TASK REQUIREMENTS
Transcribe each line of the records below exactly, excluding any embedded images.

SUPPLIED DATA
***

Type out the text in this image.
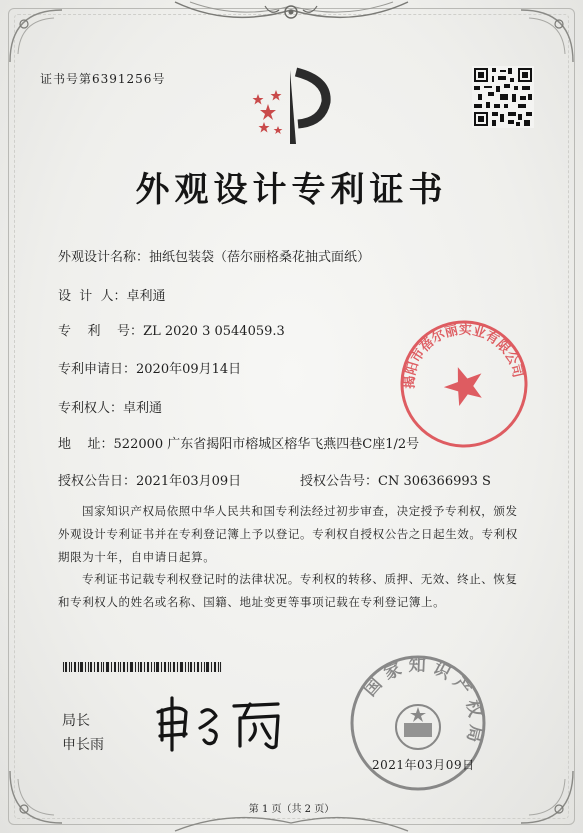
证书号第6391256号
外观设计专利证书
外观设计名称：抽纸包装袋（蓓尔丽格桑花抽式面纸）
设  计  人：卓利通
专    利    号：ZL 2020 3 0544059.3
专利申请日：2020年09月14日
专利权人：卓利通
地    址：522000 广东省揭阳市榕城区榕华飞燕四巷C座1/2号
授权公告日：2021年03月09日	授权公告号：CN 306366993 S
国家知识产权局依照中华人民共和国专利法经过初步审查，决定授予专利权，颁发外观设计专利证书并在专利登记簿上予以登记。专利权自授权公告之日起生效。专利权期限为十年，自申请日起算。
专利证书记载专利权登记时的法律状况。专利权的转移、质押、无效、终止、恢复和专利权人的姓名或名称、国籍、地址变更等事项记载在专利登记簿上。
揭阳市蓓尔丽实业有限公司
局长
申长雨
国家知识产权局
2021年03月09日
第 1 页（共 2 页）
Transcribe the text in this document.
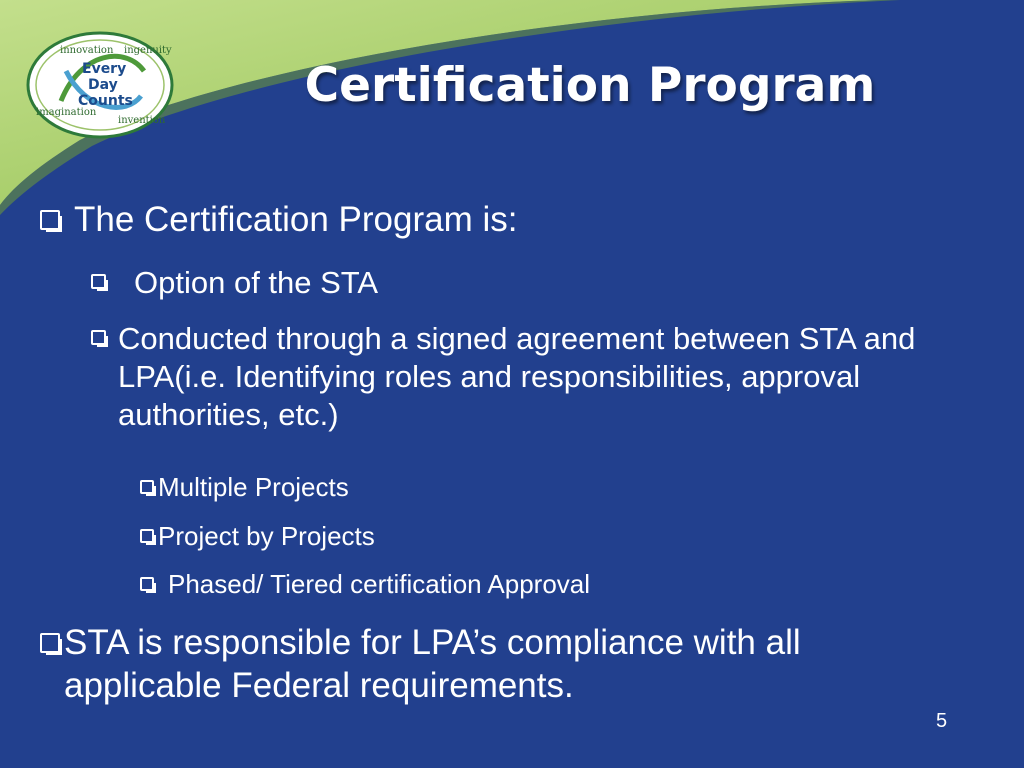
innovation ingenuity
imagination
invention
Every
Day
Counts	Certification Program
The Certification Program is:
Option of the STA
Conducted through a signed agreement between STA and LPA(i.e. Identifying roles and responsibilities, approval authorities, etc.)
Multiple Projects
Project by Projects
Phased/ Tiered certification Approval
STA is responsible for LPA’s compliance with all applicable Federal requirements.
5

***

FINAL ANSWER
Type out the text in this image.
证书号第6391256号
外观设计专利证书
外观设计名称：抽纸包装袋（蓓尔丽格桑花抽式面纸）
设  计  人：卓利通
专    利    号：ZL 2020 3 0544059.3
专利申请日：2020年09月14日
专利权人：卓利通
地    址：522000 广东省揭阳市榕城区榕华飞燕四巷C座1/2号
授权公告日：2021年03月09日	授权公告号：CN 306366993 S
国家知识产权局依照中华人民共和国专利法经过初步审查，决定授予专利权，颁发外观设计专利证书并在专利登记簿上予以登记。专利权自授权公告之日起生效。专利权期限为十年，自申请日起算。
专利证书记载专利权登记时的法律状况。专利权的转移、质押、无效、终止、恢复和专利权人的姓名或名称、国籍、地址变更等事项记载在专利登记簿上。
揭阳市蓓尔丽实业有限公司
局长
申长雨
国家知识产权局
2021年03月09日
第 1 页（共 2 页）
Transcribe the text in this document.
innovation ingenuity
imagination
invention
Every
Day
Counts	Certification Program
The Certification Program is:
Option of the STA
Conducted through a signed agreement between STA and LPA(i.e. Identifying roles and responsibilities, approval authorities, etc.)
Multiple Projects
Project by Projects
Phased/ Tiered certification Approval
STA is responsible for LPA’s compliance with all applicable Federal requirements.
5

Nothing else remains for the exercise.